Given instruction: Word for word, print each line of the listing below; pictures stay out.

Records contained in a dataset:
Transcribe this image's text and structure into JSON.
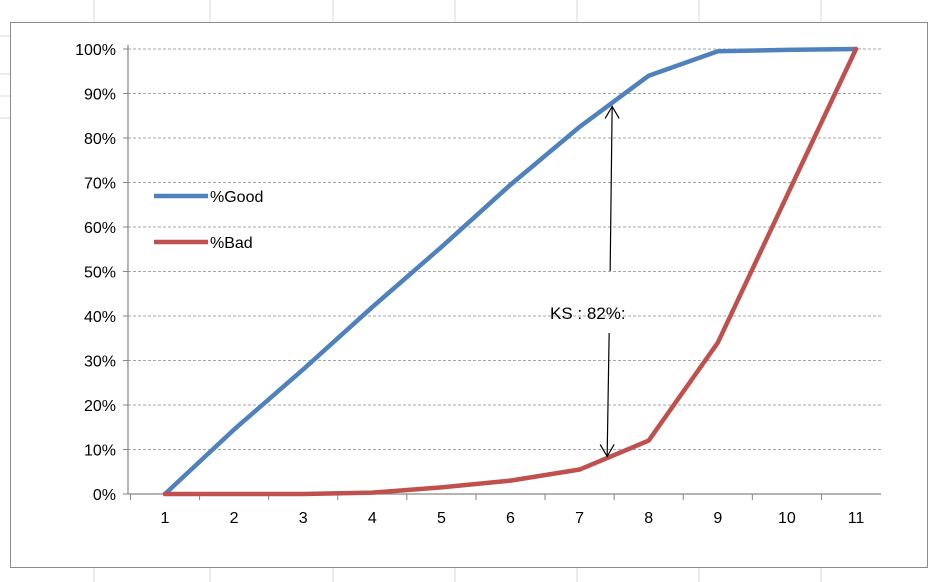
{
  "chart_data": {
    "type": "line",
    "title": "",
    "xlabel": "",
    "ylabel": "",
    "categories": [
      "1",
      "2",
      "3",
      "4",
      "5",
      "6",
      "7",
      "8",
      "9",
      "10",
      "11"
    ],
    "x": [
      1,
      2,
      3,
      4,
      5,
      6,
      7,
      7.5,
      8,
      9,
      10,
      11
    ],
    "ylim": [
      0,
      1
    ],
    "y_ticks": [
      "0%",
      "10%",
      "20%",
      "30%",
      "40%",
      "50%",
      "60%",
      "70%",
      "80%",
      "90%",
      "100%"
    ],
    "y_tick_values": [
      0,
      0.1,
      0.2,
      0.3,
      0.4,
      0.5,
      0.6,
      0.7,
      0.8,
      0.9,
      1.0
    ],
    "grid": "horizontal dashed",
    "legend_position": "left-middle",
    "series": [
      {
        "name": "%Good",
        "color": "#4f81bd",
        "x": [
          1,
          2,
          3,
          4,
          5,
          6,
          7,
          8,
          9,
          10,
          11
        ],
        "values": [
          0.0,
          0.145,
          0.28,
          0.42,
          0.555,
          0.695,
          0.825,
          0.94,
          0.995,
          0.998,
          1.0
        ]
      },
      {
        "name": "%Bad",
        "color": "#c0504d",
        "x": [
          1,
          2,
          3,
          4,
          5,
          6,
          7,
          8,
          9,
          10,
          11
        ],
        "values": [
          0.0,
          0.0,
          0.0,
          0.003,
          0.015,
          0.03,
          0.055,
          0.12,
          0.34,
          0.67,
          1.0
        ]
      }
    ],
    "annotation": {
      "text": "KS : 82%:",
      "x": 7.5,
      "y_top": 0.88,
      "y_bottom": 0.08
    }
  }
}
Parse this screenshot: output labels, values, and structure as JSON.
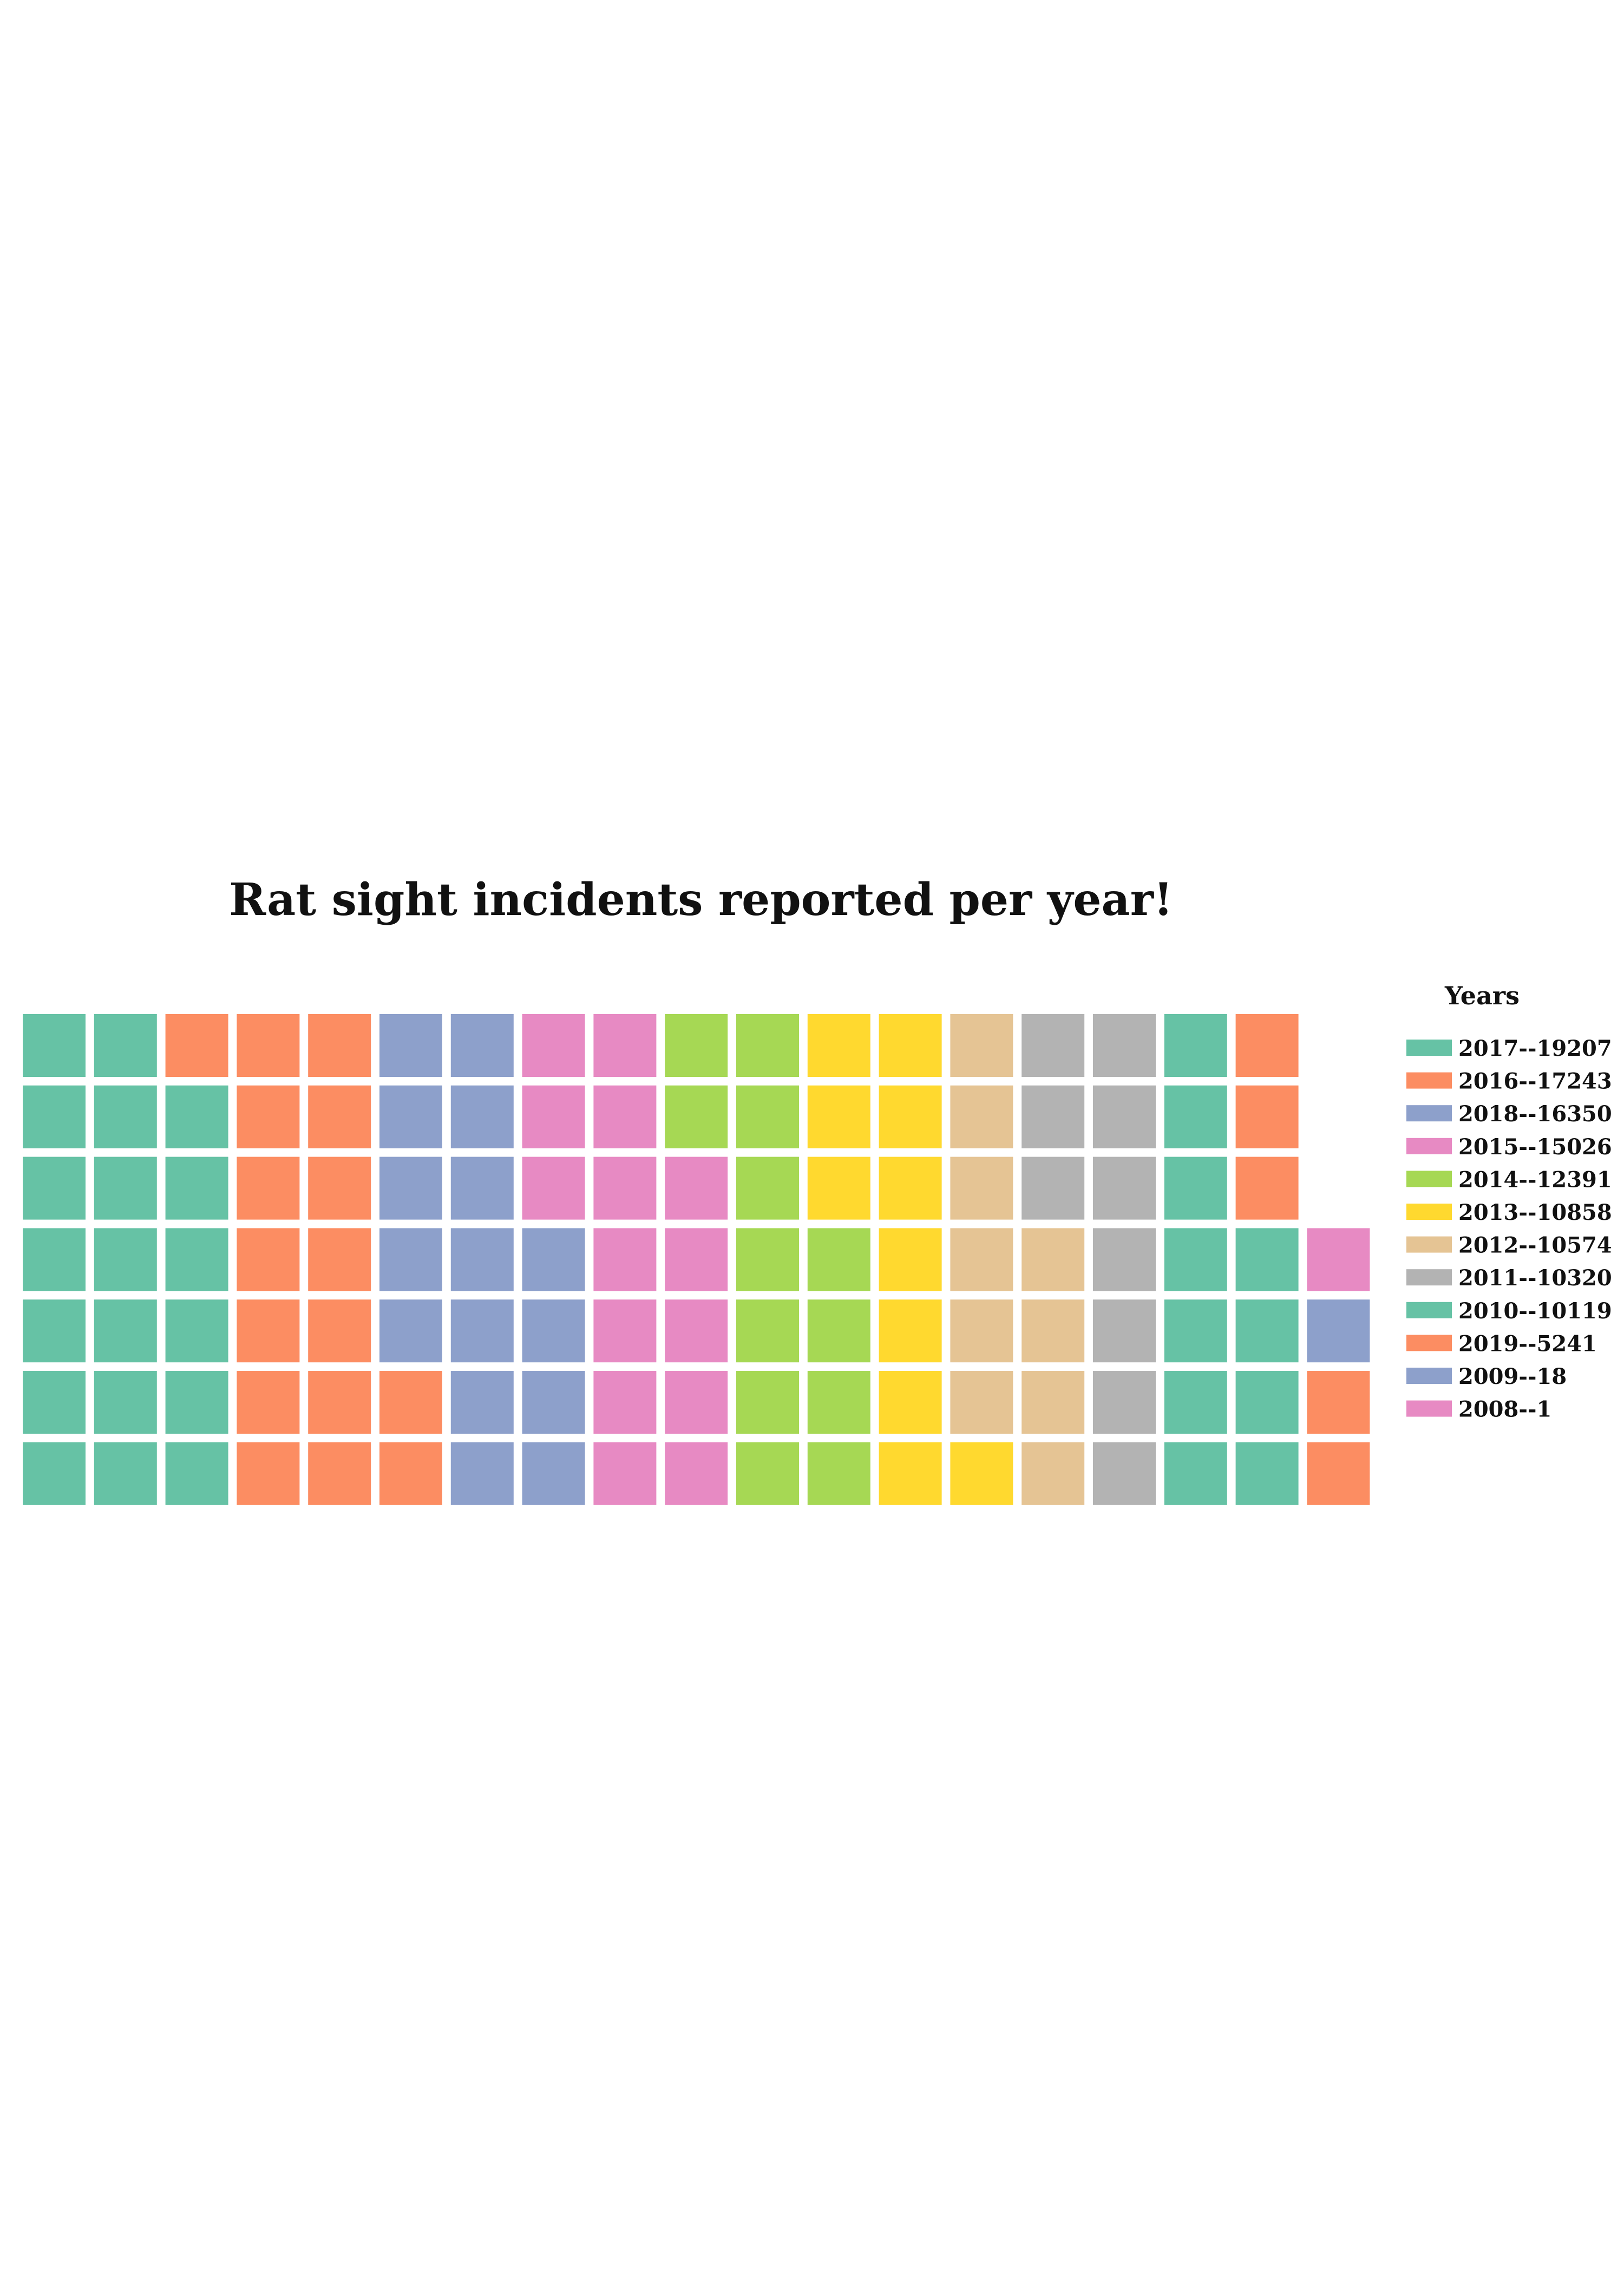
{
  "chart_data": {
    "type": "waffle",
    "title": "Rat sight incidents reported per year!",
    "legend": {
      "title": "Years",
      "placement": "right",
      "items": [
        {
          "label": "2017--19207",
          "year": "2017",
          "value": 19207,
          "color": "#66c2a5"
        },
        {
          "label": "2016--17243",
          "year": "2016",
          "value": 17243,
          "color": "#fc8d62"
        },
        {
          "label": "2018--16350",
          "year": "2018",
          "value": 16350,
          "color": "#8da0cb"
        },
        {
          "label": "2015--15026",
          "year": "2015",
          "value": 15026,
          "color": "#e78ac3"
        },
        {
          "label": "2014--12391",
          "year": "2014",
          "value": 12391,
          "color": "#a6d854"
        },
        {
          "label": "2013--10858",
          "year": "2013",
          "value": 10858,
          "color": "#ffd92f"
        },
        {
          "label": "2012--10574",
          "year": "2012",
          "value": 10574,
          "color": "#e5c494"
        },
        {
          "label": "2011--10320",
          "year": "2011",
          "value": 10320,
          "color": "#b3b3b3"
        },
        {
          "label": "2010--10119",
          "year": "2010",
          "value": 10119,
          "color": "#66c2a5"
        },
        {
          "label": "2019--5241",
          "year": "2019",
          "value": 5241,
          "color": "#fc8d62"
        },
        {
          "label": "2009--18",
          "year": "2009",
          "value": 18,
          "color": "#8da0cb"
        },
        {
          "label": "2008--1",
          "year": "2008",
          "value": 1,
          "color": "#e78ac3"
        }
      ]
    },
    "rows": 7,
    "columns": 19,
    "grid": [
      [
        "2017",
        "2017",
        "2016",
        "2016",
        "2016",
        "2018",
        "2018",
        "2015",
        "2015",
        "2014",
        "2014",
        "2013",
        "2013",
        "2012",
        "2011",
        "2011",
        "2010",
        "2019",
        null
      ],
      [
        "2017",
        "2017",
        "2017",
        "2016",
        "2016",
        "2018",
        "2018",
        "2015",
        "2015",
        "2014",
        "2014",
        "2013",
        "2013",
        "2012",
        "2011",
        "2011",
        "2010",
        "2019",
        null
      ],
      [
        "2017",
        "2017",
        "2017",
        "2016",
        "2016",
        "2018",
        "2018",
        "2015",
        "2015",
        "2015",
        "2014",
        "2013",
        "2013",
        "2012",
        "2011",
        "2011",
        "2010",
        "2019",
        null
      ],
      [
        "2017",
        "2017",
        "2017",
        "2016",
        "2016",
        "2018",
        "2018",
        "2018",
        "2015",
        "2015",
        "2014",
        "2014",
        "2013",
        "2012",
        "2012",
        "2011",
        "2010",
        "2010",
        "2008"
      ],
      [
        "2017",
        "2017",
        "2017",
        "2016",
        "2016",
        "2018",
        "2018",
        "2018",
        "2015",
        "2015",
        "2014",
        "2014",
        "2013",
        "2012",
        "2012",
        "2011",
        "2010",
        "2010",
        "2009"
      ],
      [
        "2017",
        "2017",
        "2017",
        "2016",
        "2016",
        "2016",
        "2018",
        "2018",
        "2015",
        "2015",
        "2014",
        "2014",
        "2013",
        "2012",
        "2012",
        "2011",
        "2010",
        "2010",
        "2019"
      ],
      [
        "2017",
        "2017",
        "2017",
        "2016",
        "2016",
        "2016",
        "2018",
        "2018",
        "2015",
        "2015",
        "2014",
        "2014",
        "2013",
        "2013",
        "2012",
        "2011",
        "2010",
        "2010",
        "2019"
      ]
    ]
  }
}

Worked solution:
Transcribe this image's text and structure into JSON.
{
  "chart_data": {
    "type": "line",
    "title": "",
    "xlabel": "",
    "ylabel": "",
    "categories": [
      "1",
      "2",
      "3",
      "4",
      "5",
      "6",
      "7",
      "8",
      "9",
      "10",
      "11"
    ],
    "x": [
      1,
      2,
      3,
      4,
      5,
      6,
      7,
      7.5,
      8,
      9,
      10,
      11
    ],
    "ylim": [
      0,
      1
    ],
    "y_ticks": [
      "0%",
      "10%",
      "20%",
      "30%",
      "40%",
      "50%",
      "60%",
      "70%",
      "80%",
      "90%",
      "100%"
    ],
    "y_tick_values": [
      0,
      0.1,
      0.2,
      0.3,
      0.4,
      0.5,
      0.6,
      0.7,
      0.8,
      0.9,
      1.0
    ],
    "grid": "horizontal dashed",
    "legend_position": "left-middle",
    "series": [
      {
        "name": "%Good",
        "color": "#4f81bd",
        "x": [
          1,
          2,
          3,
          4,
          5,
          6,
          7,
          8,
          9,
          10,
          11
        ],
        "values": [
          0.0,
          0.145,
          0.28,
          0.42,
          0.555,
          0.695,
          0.825,
          0.94,
          0.995,
          0.998,
          1.0
        ]
      },
      {
        "name": "%Bad",
        "color": "#c0504d",
        "x": [
          1,
          2,
          3,
          4,
          5,
          6,
          7,
          8,
          9,
          10,
          11
        ],
        "values": [
          0.0,
          0.0,
          0.0,
          0.003,
          0.015,
          0.03,
          0.055,
          0.12,
          0.34,
          0.67,
          1.0
        ]
      }
    ],
    "annotation": {
      "text": "KS : 82%:",
      "x": 7.5,
      "y_top": 0.88,
      "y_bottom": 0.08
    }
  }
}
Parse this screenshot: output labels, values, and structure as JSON.
{
  "chart_data": {
    "type": "waffle",
    "title": "Rat sight incidents reported per year!",
    "legend": {
      "title": "Years",
      "placement": "right",
      "items": [
        {
          "label": "2017--19207",
          "year": "2017",
          "value": 19207,
          "color": "#66c2a5"
        },
        {
          "label": "2016--17243",
          "year": "2016",
          "value": 17243,
          "color": "#fc8d62"
        },
        {
          "label": "2018--16350",
          "year": "2018",
          "value": 16350,
          "color": "#8da0cb"
        },
        {
          "label": "2015--15026",
          "year": "2015",
          "value": 15026,
          "color": "#e78ac3"
        },
        {
          "label": "2014--12391",
          "year": "2014",
          "value": 12391,
          "color": "#a6d854"
        },
        {
          "label": "2013--10858",
          "year": "2013",
          "value": 10858,
          "color": "#ffd92f"
        },
        {
          "label": "2012--10574",
          "year": "2012",
          "value": 10574,
          "color": "#e5c494"
        },
        {
          "label": "2011--10320",
          "year": "2011",
          "value": 10320,
          "color": "#b3b3b3"
        },
        {
          "label": "2010--10119",
          "year": "2010",
          "value": 10119,
          "color": "#66c2a5"
        },
        {
          "label": "2019--5241",
          "year": "2019",
          "value": 5241,
          "color": "#fc8d62"
        },
        {
          "label": "2009--18",
          "year": "2009",
          "value": 18,
          "color": "#8da0cb"
        },
        {
          "label": "2008--1",
          "year": "2008",
          "value": 1,
          "color": "#e78ac3"
        }
      ]
    },
    "rows": 7,
    "columns": 19,
    "grid": [
      [
        "2017",
        "2017",
        "2016",
        "2016",
        "2016",
        "2018",
        "2018",
        "2015",
        "2015",
        "2014",
        "2014",
        "2013",
        "2013",
        "2012",
        "2011",
        "2011",
        "2010",
        "2019",
        null
      ],
      [
        "2017",
        "2017",
        "2017",
        "2016",
        "2016",
        "2018",
        "2018",
        "2015",
        "2015",
        "2014",
        "2014",
        "2013",
        "2013",
        "2012",
        "2011",
        "2011",
        "2010",
        "2019",
        null
      ],
      [
        "2017",
        "2017",
        "2017",
        "2016",
        "2016",
        "2018",
        "2018",
        "2015",
        "2015",
        "2015",
        "2014",
        "2013",
        "2013",
        "2012",
        "2011",
        "2011",
        "2010",
        "2019",
        null
      ],
      [
        "2017",
        "2017",
        "2017",
        "2016",
        "2016",
        "2018",
        "2018",
        "2018",
        "2015",
        "2015",
        "2014",
        "2014",
        "2013",
        "2012",
        "2012",
        "2011",
        "2010",
        "2010",
        "2008"
      ],
      [
        "2017",
        "2017",
        "2017",
        "2016",
        "2016",
        "2018",
        "2018",
        "2018",
        "2015",
        "2015",
        "2014",
        "2014",
        "2013",
        "2012",
        "2012",
        "2011",
        "2010",
        "2010",
        "2009"
      ],
      [
        "2017",
        "2017",
        "2017",
        "2016",
        "2016",
        "2016",
        "2018",
        "2018",
        "2015",
        "2015",
        "2014",
        "2014",
        "2013",
        "2012",
        "2012",
        "2011",
        "2010",
        "2010",
        "2019"
      ],
      [
        "2017",
        "2017",
        "2017",
        "2016",
        "2016",
        "2016",
        "2018",
        "2018",
        "2015",
        "2015",
        "2014",
        "2014",
        "2013",
        "2013",
        "2012",
        "2011",
        "2010",
        "2010",
        "2019"
      ]
    ]
  }
}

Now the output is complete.